(Stored items from a collection)
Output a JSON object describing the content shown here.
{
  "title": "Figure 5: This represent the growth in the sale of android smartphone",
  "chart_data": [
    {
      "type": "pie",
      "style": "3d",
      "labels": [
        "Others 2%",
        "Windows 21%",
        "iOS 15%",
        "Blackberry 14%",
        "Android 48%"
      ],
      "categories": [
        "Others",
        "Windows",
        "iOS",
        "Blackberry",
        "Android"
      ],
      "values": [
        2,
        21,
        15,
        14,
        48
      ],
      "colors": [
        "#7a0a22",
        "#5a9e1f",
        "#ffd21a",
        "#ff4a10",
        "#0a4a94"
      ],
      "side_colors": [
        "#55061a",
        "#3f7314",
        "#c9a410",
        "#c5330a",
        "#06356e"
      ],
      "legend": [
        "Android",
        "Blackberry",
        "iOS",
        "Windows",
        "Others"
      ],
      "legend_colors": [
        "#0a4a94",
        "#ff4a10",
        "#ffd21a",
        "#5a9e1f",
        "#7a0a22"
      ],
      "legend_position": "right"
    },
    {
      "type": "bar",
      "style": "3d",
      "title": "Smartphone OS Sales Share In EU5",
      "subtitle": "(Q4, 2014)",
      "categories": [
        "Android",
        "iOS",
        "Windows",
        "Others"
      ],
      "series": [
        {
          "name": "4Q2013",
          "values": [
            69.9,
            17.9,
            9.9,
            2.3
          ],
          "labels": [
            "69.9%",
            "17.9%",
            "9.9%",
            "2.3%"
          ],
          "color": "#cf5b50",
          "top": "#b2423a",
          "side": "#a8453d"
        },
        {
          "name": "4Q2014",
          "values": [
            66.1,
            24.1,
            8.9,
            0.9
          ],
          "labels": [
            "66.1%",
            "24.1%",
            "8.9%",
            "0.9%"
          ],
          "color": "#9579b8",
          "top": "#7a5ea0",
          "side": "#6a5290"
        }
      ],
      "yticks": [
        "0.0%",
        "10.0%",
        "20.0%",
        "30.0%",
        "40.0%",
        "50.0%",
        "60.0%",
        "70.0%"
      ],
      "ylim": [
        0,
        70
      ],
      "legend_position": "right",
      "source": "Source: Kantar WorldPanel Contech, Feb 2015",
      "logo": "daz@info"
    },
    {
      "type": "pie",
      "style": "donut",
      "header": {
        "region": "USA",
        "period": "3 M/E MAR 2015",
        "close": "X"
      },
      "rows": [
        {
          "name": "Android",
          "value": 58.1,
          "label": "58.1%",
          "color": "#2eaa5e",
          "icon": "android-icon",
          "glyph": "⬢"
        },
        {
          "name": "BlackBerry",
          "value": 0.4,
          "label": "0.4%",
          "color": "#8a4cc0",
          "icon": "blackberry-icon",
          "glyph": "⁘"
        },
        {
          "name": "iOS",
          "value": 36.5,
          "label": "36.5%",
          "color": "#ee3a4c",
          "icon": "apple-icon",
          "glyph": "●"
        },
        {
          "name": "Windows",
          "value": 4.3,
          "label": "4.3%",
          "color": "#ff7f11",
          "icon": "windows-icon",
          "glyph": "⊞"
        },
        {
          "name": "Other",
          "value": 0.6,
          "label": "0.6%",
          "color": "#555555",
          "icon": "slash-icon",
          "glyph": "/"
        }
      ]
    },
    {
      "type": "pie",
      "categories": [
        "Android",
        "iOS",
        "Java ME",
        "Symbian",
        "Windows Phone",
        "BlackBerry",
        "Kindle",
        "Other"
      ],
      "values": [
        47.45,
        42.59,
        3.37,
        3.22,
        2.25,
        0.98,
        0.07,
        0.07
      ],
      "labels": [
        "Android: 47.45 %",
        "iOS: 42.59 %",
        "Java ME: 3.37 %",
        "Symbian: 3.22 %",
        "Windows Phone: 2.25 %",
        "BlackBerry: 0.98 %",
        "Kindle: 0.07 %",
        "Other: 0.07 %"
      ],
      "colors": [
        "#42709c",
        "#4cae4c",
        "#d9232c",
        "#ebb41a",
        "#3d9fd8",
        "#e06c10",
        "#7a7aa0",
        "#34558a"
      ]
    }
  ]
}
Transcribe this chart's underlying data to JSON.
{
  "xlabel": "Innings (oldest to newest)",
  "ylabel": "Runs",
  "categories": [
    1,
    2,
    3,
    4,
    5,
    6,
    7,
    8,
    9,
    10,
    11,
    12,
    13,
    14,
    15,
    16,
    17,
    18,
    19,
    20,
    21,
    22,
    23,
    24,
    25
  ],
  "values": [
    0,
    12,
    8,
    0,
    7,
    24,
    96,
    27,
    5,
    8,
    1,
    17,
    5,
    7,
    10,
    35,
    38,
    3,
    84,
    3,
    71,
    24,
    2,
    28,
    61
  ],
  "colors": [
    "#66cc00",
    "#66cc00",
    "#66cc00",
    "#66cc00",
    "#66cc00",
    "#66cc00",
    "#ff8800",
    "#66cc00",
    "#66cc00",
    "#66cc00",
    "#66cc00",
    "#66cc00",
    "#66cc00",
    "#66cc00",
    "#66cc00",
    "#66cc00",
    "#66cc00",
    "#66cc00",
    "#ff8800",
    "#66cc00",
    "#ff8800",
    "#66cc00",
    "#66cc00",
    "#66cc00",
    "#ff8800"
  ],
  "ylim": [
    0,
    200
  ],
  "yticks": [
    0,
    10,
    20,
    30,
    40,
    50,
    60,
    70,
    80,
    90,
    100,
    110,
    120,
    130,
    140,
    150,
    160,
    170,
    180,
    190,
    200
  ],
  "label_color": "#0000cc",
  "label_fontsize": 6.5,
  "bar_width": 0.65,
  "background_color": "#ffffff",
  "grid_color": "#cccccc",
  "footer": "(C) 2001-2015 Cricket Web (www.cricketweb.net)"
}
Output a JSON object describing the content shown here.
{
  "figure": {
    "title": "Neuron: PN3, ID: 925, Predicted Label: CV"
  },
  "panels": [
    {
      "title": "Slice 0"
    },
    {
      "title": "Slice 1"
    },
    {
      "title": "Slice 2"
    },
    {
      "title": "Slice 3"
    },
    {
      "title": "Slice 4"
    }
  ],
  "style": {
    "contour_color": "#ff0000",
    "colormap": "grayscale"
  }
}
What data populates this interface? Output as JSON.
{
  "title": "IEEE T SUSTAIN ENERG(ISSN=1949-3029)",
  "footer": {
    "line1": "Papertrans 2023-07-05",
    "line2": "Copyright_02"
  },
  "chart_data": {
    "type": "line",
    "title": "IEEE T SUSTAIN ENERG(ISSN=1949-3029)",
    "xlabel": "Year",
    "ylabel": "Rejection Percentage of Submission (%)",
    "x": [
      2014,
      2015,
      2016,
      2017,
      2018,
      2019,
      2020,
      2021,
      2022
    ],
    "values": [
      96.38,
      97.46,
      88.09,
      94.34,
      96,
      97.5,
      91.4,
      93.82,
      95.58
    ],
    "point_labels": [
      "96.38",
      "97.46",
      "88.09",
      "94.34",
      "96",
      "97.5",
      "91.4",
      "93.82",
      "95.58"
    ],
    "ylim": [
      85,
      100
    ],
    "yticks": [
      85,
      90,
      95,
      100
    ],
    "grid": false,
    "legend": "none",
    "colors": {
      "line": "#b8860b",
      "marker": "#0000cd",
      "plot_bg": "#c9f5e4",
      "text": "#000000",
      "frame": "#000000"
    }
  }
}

> Required work
Write out every line of the records exactly.

> Solution
Output a JSON object describing the content shown here.
{
  "title": "Figure 5: This represent the growth in the sale of android smartphone",
  "chart_data": [
    {
      "type": "pie",
      "style": "3d",
      "labels": [
        "Others 2%",
        "Windows 21%",
        "iOS 15%",
        "Blackberry 14%",
        "Android 48%"
      ],
      "categories": [
        "Others",
        "Windows",
        "iOS",
        "Blackberry",
        "Android"
      ],
      "values": [
        2,
        21,
        15,
        14,
        48
      ],
      "colors": [
        "#7a0a22",
        "#5a9e1f",
        "#ffd21a",
        "#ff4a10",
        "#0a4a94"
      ],
      "side_colors": [
        "#55061a",
        "#3f7314",
        "#c9a410",
        "#c5330a",
        "#06356e"
      ],
      "legend": [
        "Android",
        "Blackberry",
        "iOS",
        "Windows",
        "Others"
      ],
      "legend_colors": [
        "#0a4a94",
        "#ff4a10",
        "#ffd21a",
        "#5a9e1f",
        "#7a0a22"
      ],
      "legend_position": "right"
    },
    {
      "type": "bar",
      "style": "3d",
      "title": "Smartphone OS Sales Share In EU5",
      "subtitle": "(Q4, 2014)",
      "categories": [
        "Android",
        "iOS",
        "Windows",
        "Others"
      ],
      "series": [
        {
          "name": "4Q2013",
          "values": [
            69.9,
            17.9,
            9.9,
            2.3
          ],
          "labels": [
            "69.9%",
            "17.9%",
            "9.9%",
            "2.3%"
          ],
          "color": "#cf5b50",
          "top": "#b2423a",
          "side": "#a8453d"
        },
        {
          "name": "4Q2014",
          "values": [
            66.1,
            24.1,
            8.9,
            0.9
          ],
          "labels": [
            "66.1%",
            "24.1%",
            "8.9%",
            "0.9%"
          ],
          "color": "#9579b8",
          "top": "#7a5ea0",
          "side": "#6a5290"
        }
      ],
      "yticks": [
        "0.0%",
        "10.0%",
        "20.0%",
        "30.0%",
        "40.0%",
        "50.0%",
        "60.0%",
        "70.0%"
      ],
      "ylim": [
        0,
        70
      ],
      "legend_position": "right",
      "source": "Source: Kantar WorldPanel Contech, Feb 2015",
      "logo": "daz@info"
    },
    {
      "type": "pie",
      "style": "donut",
      "header": {
        "region": "USA",
        "period": "3 M/E MAR 2015",
        "close": "X"
      },
      "rows": [
        {
          "name": "Android",
          "value": 58.1,
          "label": "58.1%",
          "color": "#2eaa5e",
          "icon": "android-icon",
          "glyph": "⬢"
        },
        {
          "name": "BlackBerry",
          "value": 0.4,
          "label": "0.4%",
          "color": "#8a4cc0",
          "icon": "blackberry-icon",
          "glyph": "⁘"
        },
        {
          "name": "iOS",
          "value": 36.5,
          "label": "36.5%",
          "color": "#ee3a4c",
          "icon": "apple-icon",
          "glyph": "●"
        },
        {
          "name": "Windows",
          "value": 4.3,
          "label": "4.3%",
          "color": "#ff7f11",
          "icon": "windows-icon",
          "glyph": "⊞"
        },
        {
          "name": "Other",
          "value": 0.6,
          "label": "0.6%",
          "color": "#555555",
          "icon": "slash-icon",
          "glyph": "/"
        }
      ]
    },
    {
      "type": "pie",
      "categories": [
        "Android",
        "iOS",
        "Java ME",
        "Symbian",
        "Windows Phone",
        "BlackBerry",
        "Kindle",
        "Other"
      ],
      "values": [
        47.45,
        42.59,
        3.37,
        3.22,
        2.25,
        0.98,
        0.07,
        0.07
      ],
      "labels": [
        "Android: 47.45 %",
        "iOS: 42.59 %",
        "Java ME: 3.37 %",
        "Symbian: 3.22 %",
        "Windows Phone: 2.25 %",
        "BlackBerry: 0.98 %",
        "Kindle: 0.07 %",
        "Other: 0.07 %"
      ],
      "colors": [
        "#42709c",
        "#4cae4c",
        "#d9232c",
        "#ebb41a",
        "#3d9fd8",
        "#e06c10",
        "#7a7aa0",
        "#34558a"
      ]
    }
  ]
}
Transcribe this chart's underlying data to JSON.
{
  "xlabel": "Innings (oldest to newest)",
  "ylabel": "Runs",
  "categories": [
    1,
    2,
    3,
    4,
    5,
    6,
    7,
    8,
    9,
    10,
    11,
    12,
    13,
    14,
    15,
    16,
    17,
    18,
    19,
    20,
    21,
    22,
    23,
    24,
    25
  ],
  "values": [
    0,
    12,
    8,
    0,
    7,
    24,
    96,
    27,
    5,
    8,
    1,
    17,
    5,
    7,
    10,
    35,
    38,
    3,
    84,
    3,
    71,
    24,
    2,
    28,
    61
  ],
  "colors": [
    "#66cc00",
    "#66cc00",
    "#66cc00",
    "#66cc00",
    "#66cc00",
    "#66cc00",
    "#ff8800",
    "#66cc00",
    "#66cc00",
    "#66cc00",
    "#66cc00",
    "#66cc00",
    "#66cc00",
    "#66cc00",
    "#66cc00",
    "#66cc00",
    "#66cc00",
    "#66cc00",
    "#ff8800",
    "#66cc00",
    "#ff8800",
    "#66cc00",
    "#66cc00",
    "#66cc00",
    "#ff8800"
  ],
  "ylim": [
    0,
    200
  ],
  "yticks": [
    0,
    10,
    20,
    30,
    40,
    50,
    60,
    70,
    80,
    90,
    100,
    110,
    120,
    130,
    140,
    150,
    160,
    170,
    180,
    190,
    200
  ],
  "label_color": "#0000cc",
  "label_fontsize": 6.5,
  "bar_width": 0.65,
  "background_color": "#ffffff",
  "grid_color": "#cccccc",
  "footer": "(C) 2001-2015 Cricket Web (www.cricketweb.net)"
}
Output a JSON object describing the content shown here.
{
  "figure": {
    "title": "Neuron: PN3, ID: 925, Predicted Label: CV"
  },
  "panels": [
    {
      "title": "Slice 0"
    },
    {
      "title": "Slice 1"
    },
    {
      "title": "Slice 2"
    },
    {
      "title": "Slice 3"
    },
    {
      "title": "Slice 4"
    }
  ],
  "style": {
    "contour_color": "#ff0000",
    "colormap": "grayscale"
  }
}
What data populates this interface? Output as JSON.
{
  "title": "IEEE T SUSTAIN ENERG(ISSN=1949-3029)",
  "footer": {
    "line1": "Papertrans 2023-07-05",
    "line2": "Copyright_02"
  },
  "chart_data": {
    "type": "line",
    "title": "IEEE T SUSTAIN ENERG(ISSN=1949-3029)",
    "xlabel": "Year",
    "ylabel": "Rejection Percentage of Submission (%)",
    "x": [
      2014,
      2015,
      2016,
      2017,
      2018,
      2019,
      2020,
      2021,
      2022
    ],
    "values": [
      96.38,
      97.46,
      88.09,
      94.34,
      96,
      97.5,
      91.4,
      93.82,
      95.58
    ],
    "point_labels": [
      "96.38",
      "97.46",
      "88.09",
      "94.34",
      "96",
      "97.5",
      "91.4",
      "93.82",
      "95.58"
    ],
    "ylim": [
      85,
      100
    ],
    "yticks": [
      85,
      90,
      95,
      100
    ],
    "grid": false,
    "legend": "none",
    "colors": {
      "line": "#b8860b",
      "marker": "#0000cd",
      "plot_bg": "#c9f5e4",
      "text": "#000000",
      "frame": "#000000"
    }
  }
}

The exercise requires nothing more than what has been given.